:: Written instruction ::
Copy out every line that contains the word "this".
[BEGIN Data to process]
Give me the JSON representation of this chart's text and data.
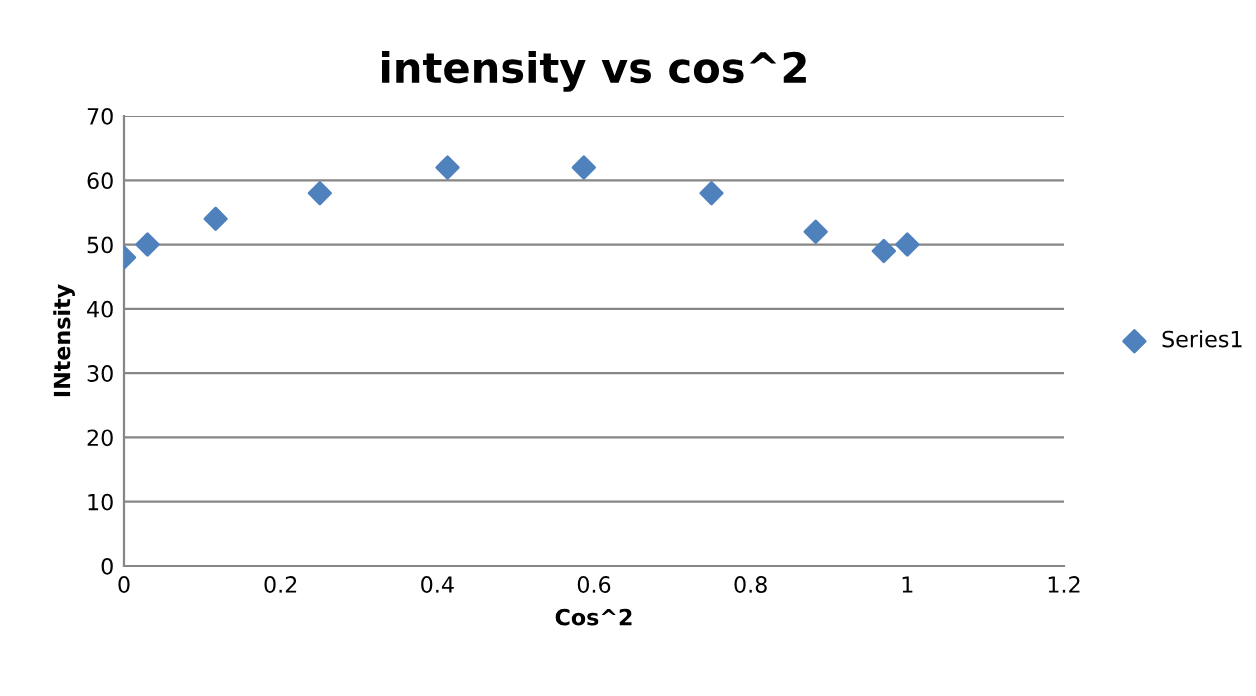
{
  "chart_data": {
    "type": "scatter",
    "title": "intensity vs cos^2",
    "xlabel": "Cos^2",
    "ylabel": "INtensity",
    "x": [
      0,
      0.03,
      0.117,
      0.25,
      0.413,
      0.587,
      0.75,
      0.883,
      0.97,
      1
    ],
    "series": [
      {
        "name": "Series1",
        "color": "#4f81bd",
        "values": [
          48,
          50,
          54,
          58,
          62,
          62,
          58,
          52,
          49,
          50
        ]
      }
    ],
    "xlim": [
      0,
      1.2
    ],
    "xticks": [
      0,
      0.2,
      0.4,
      0.6,
      0.8,
      1,
      1.2
    ],
    "ylim": [
      0,
      70
    ],
    "yticks": [
      0,
      10,
      20,
      30,
      40,
      50,
      60,
      70
    ],
    "grid": "y",
    "legend": "right",
    "marker": "diamond"
  }
}
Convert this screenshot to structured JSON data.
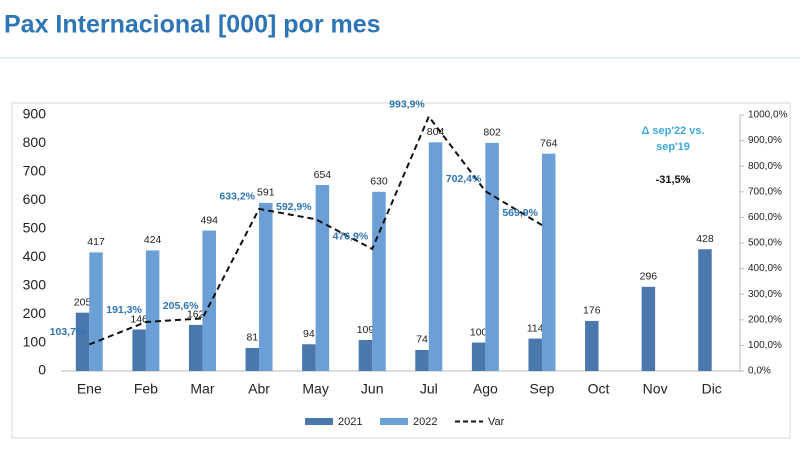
[END Data to process]
:: Answer ::
Give me the JSON representation of this chart's text and data.
Convert this screenshot to structured JSON data.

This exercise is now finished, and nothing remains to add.